(Collected data)
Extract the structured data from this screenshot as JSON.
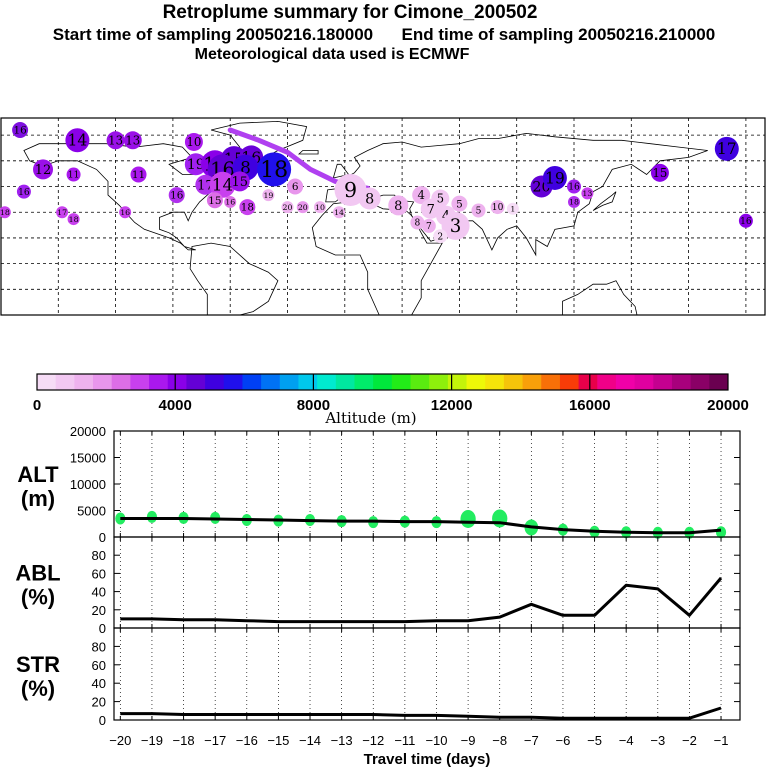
{
  "header": {
    "title": "Retroplume summary for Cimone_200502",
    "start_label": "Start time of sampling 20050216.180000",
    "end_label": "End time of sampling 20050216.210000",
    "met_label": "Meteorological data used is ECMWF"
  },
  "colorbar": {
    "title": "Altitude (m)",
    "tick_labels": [
      "0",
      "4000",
      "8000",
      "12000",
      "16000",
      "20000"
    ],
    "colors": [
      "#f6dcf6",
      "#f2c8f2",
      "#eeb2ee",
      "#e896ec",
      "#dc6ee6",
      "#c840ee",
      "#aa18ee",
      "#8a00e8",
      "#6400d6",
      "#3f00e0",
      "#2010ec",
      "#0040f4",
      "#0072f4",
      "#00a0f0",
      "#00c8ec",
      "#00ead0",
      "#00e8a0",
      "#00ec6a",
      "#00e83c",
      "#22ec18",
      "#5aec10",
      "#8ef00c",
      "#c4f40a",
      "#eef808",
      "#f6e40a",
      "#f6c40a",
      "#f8a00a",
      "#f87008",
      "#f83c08",
      "#e8004a",
      "#f00088",
      "#f000a8",
      "#e000a0",
      "#c40090",
      "#a8007c",
      "#8a0066",
      "#6a0050"
    ]
  },
  "map": {
    "circles": [
      {
        "lon": -170,
        "lat": 78,
        "label": "16",
        "color": "#7e10e0",
        "r": 8
      },
      {
        "lon": -140,
        "lat": 72,
        "label": "14",
        "color": "#8a00e8",
        "r": 12
      },
      {
        "lon": -120,
        "lat": 72,
        "label": "13",
        "color": "#9a10e8",
        "r": 9
      },
      {
        "lon": -111,
        "lat": 72,
        "label": "13",
        "color": "#9a10e8",
        "r": 9
      },
      {
        "lon": -79,
        "lat": 71,
        "label": "10",
        "color": "#aa18ee",
        "r": 9
      },
      {
        "lon": -158,
        "lat": 55,
        "label": "12",
        "color": "#9a10e8",
        "r": 10
      },
      {
        "lon": -142,
        "lat": 52,
        "label": "11",
        "color": "#aa18ee",
        "r": 7
      },
      {
        "lon": -108,
        "lat": 52,
        "label": "11",
        "color": "#aa18ee",
        "r": 8
      },
      {
        "lon": -78,
        "lat": 58,
        "label": "19",
        "color": "#a020f0",
        "r": 11
      },
      {
        "lon": -68,
        "lat": 58,
        "label": "15",
        "color": "#8a00e8",
        "r": 14
      },
      {
        "lon": -58,
        "lat": 61,
        "label": "15",
        "color": "#6400d6",
        "r": 13
      },
      {
        "lon": -49,
        "lat": 62,
        "label": "16",
        "color": "#6a00d8",
        "r": 12
      },
      {
        "lon": -64,
        "lat": 55,
        "label": "16",
        "color": "#6400d6",
        "r": 15
      },
      {
        "lon": -52,
        "lat": 56,
        "label": "8",
        "color": "#3f00e0",
        "r": 13
      },
      {
        "lon": -37,
        "lat": 55,
        "label": "18",
        "color": "#2010ec",
        "r": 17
      },
      {
        "lon": -73,
        "lat": 46,
        "label": "17",
        "color": "#b030ee",
        "r": 10
      },
      {
        "lon": -64,
        "lat": 46,
        "label": "14",
        "color": "#c840ee",
        "r": 13
      },
      {
        "lon": -55,
        "lat": 48,
        "label": "15",
        "color": "#9a10e8",
        "r": 10
      },
      {
        "lon": -88,
        "lat": 40,
        "label": "16",
        "color": "#b030ee",
        "r": 8
      },
      {
        "lon": -68,
        "lat": 37,
        "label": "15",
        "color": "#dc6ee6",
        "r": 8
      },
      {
        "lon": -60,
        "lat": 36,
        "label": "16",
        "color": "#dc6ee6",
        "r": 6
      },
      {
        "lon": -51,
        "lat": 33,
        "label": "18",
        "color": "#c840ee",
        "r": 8
      },
      {
        "lon": -26,
        "lat": 45,
        "label": "6",
        "color": "#e896ec",
        "r": 8
      },
      {
        "lon": -40,
        "lat": 40,
        "label": "19",
        "color": "#eeb2ee",
        "r": 6
      },
      {
        "lon": -30,
        "lat": 33,
        "label": "20",
        "color": "#eeb2ee",
        "r": 6
      },
      {
        "lon": -22,
        "lat": 33,
        "label": "20",
        "color": "#e896ec",
        "r": 6
      },
      {
        "lon": -13,
        "lat": 33,
        "label": "10",
        "color": "#eeb2ee",
        "r": 6
      },
      {
        "lon": -3,
        "lat": 30,
        "label": "14",
        "color": "#eeb2ee",
        "r": 6
      },
      {
        "lon": 3,
        "lat": 43,
        "label": "9",
        "color": "#f2c8f2",
        "r": 16
      },
      {
        "lon": 13,
        "lat": 38,
        "label": "8",
        "color": "#f2c8f2",
        "r": 11
      },
      {
        "lon": 28,
        "lat": 34,
        "label": "8",
        "color": "#eeb2ee",
        "r": 10
      },
      {
        "lon": 40,
        "lat": 40,
        "label": "4",
        "color": "#eeb2ee",
        "r": 9
      },
      {
        "lon": 50,
        "lat": 38,
        "label": "5",
        "color": "#f2c8f2",
        "r": 9
      },
      {
        "lon": 45,
        "lat": 32,
        "label": "7",
        "color": "#f2c8f2",
        "r": 10
      },
      {
        "lon": 53,
        "lat": 28,
        "label": "4",
        "color": "#f2c8f2",
        "r": 10
      },
      {
        "lon": 60,
        "lat": 35,
        "label": "5",
        "color": "#eeb2ee",
        "r": 8
      },
      {
        "lon": 58,
        "lat": 22,
        "label": "3",
        "color": "#f2c8f2",
        "r": 14
      },
      {
        "lon": 38,
        "lat": 24,
        "label": "8",
        "color": "#eeb2ee",
        "r": 7
      },
      {
        "lon": 44,
        "lat": 22,
        "label": "7",
        "color": "#eeb2ee",
        "r": 7
      },
      {
        "lon": 50,
        "lat": 16,
        "label": "2",
        "color": "#f6dcf6",
        "r": 7
      },
      {
        "lon": 70,
        "lat": 31,
        "label": "5",
        "color": "#eeb2ee",
        "r": 7
      },
      {
        "lon": 80,
        "lat": 33,
        "label": "10",
        "color": "#eeb2ee",
        "r": 7
      },
      {
        "lon": 88,
        "lat": 32,
        "label": "1",
        "color": "#f6dcf6",
        "r": 6
      },
      {
        "lon": 103,
        "lat": 45,
        "label": "20",
        "color": "#6400d6",
        "r": 11
      },
      {
        "lon": 110,
        "lat": 50,
        "label": "19",
        "color": "#3f00e0",
        "r": 12
      },
      {
        "lon": 120,
        "lat": 45,
        "label": "16",
        "color": "#a020f0",
        "r": 7
      },
      {
        "lon": 127,
        "lat": 41,
        "label": "13",
        "color": "#c840ee",
        "r": 6
      },
      {
        "lon": 120,
        "lat": 36,
        "label": "18",
        "color": "#b030ee",
        "r": 6
      },
      {
        "lon": 165,
        "lat": 53,
        "label": "15",
        "color": "#8a00e8",
        "r": 9
      },
      {
        "lon": 200,
        "lat": 67,
        "label": "17",
        "color": "#3f00e0",
        "r": 12
      },
      {
        "lon": 210,
        "lat": 25,
        "label": "16",
        "color": "#8a00e8",
        "r": 7
      },
      {
        "lon": -168,
        "lat": 42,
        "label": "16",
        "color": "#a020f0",
        "r": 7
      },
      {
        "lon": -178,
        "lat": 30,
        "label": "18",
        "color": "#c840ee",
        "r": 6
      },
      {
        "lon": -148,
        "lat": 30,
        "label": "17",
        "color": "#c840ee",
        "r": 6
      },
      {
        "lon": -142,
        "lat": 26,
        "label": "18",
        "color": "#c840ee",
        "r": 6
      },
      {
        "lon": -115,
        "lat": 30,
        "label": "16",
        "color": "#c840ee",
        "r": 6
      }
    ]
  },
  "chart_data": [
    {
      "type": "line",
      "panel_label_top": "ALT",
      "panel_label_bottom": "(m)",
      "ylim": [
        0,
        20000
      ],
      "y_ticks": [
        "0",
        "5000",
        "10000",
        "15000",
        "20000"
      ],
      "x": [
        -20,
        -19,
        -18,
        -17,
        -16,
        -15,
        -14,
        -13,
        -12,
        -11,
        -10,
        -9,
        -8,
        -7,
        -6,
        -5,
        -4,
        -3,
        -2,
        -1
      ],
      "values": [
        3500,
        3500,
        3500,
        3400,
        3300,
        3200,
        3100,
        3000,
        3000,
        2900,
        2900,
        2800,
        2700,
        1900,
        1400,
        1100,
        900,
        800,
        800,
        1300
      ],
      "scatter": [
        {
          "x": -20,
          "y": 3500
        },
        {
          "x": -19,
          "y": 3800
        },
        {
          "x": -18,
          "y": 3600
        },
        {
          "x": -17,
          "y": 3600
        },
        {
          "x": -16,
          "y": 3200
        },
        {
          "x": -15,
          "y": 3100
        },
        {
          "x": -14,
          "y": 3200
        },
        {
          "x": -13,
          "y": 3000
        },
        {
          "x": -12,
          "y": 2800
        },
        {
          "x": -11,
          "y": 2900
        },
        {
          "x": -10,
          "y": 2800
        },
        {
          "x": -9,
          "y": 3400
        },
        {
          "x": -8,
          "y": 3500
        },
        {
          "x": -7,
          "y": 1800
        },
        {
          "x": -6,
          "y": 1400
        },
        {
          "x": -5,
          "y": 1000
        },
        {
          "x": -4,
          "y": 900
        },
        {
          "x": -3,
          "y": 800
        },
        {
          "x": -2,
          "y": 800
        },
        {
          "x": -1,
          "y": 900
        }
      ]
    },
    {
      "type": "line",
      "panel_label_top": "ABL",
      "panel_label_bottom": "(%)",
      "ylim": [
        0,
        100
      ],
      "y_ticks": [
        "0",
        "20",
        "40",
        "60",
        "80"
      ],
      "x": [
        -20,
        -19,
        -18,
        -17,
        -16,
        -15,
        -14,
        -13,
        -12,
        -11,
        -10,
        -9,
        -8,
        -7,
        -6,
        -5,
        -4,
        -3,
        -2,
        -1
      ],
      "values": [
        10,
        10,
        9,
        9,
        8,
        7,
        7,
        7,
        7,
        7,
        8,
        8,
        12,
        26,
        14,
        14,
        47,
        43,
        14,
        55
      ]
    },
    {
      "type": "line",
      "panel_label_top": "STR",
      "panel_label_bottom": "(%)",
      "ylim": [
        0,
        100
      ],
      "y_ticks": [
        "0",
        "20",
        "40",
        "60",
        "80"
      ],
      "x": [
        -20,
        -19,
        -18,
        -17,
        -16,
        -15,
        -14,
        -13,
        -12,
        -11,
        -10,
        -9,
        -8,
        -7,
        -6,
        -5,
        -4,
        -3,
        -2,
        -1
      ],
      "values": [
        7,
        7,
        6,
        6,
        6,
        6,
        6,
        6,
        6,
        5,
        5,
        4,
        3,
        3,
        2,
        2,
        2,
        2,
        2,
        13
      ],
      "xlabel": "Travel time (days)",
      "x_tick_labels": [
        "−20",
        "−19",
        "−18",
        "−17",
        "−16",
        "−15",
        "−14",
        "−13",
        "−12",
        "−11",
        "−10",
        "−9",
        "−8",
        "−7",
        "−6",
        "−5",
        "−4",
        "−3",
        "−2",
        "−1"
      ]
    }
  ]
}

What the task requires. List each line of the entries that holds the string "title".

Solution to this task.
    "title": "Retroplume summary for Cimone_200502",
    "title": "Altitude (m)",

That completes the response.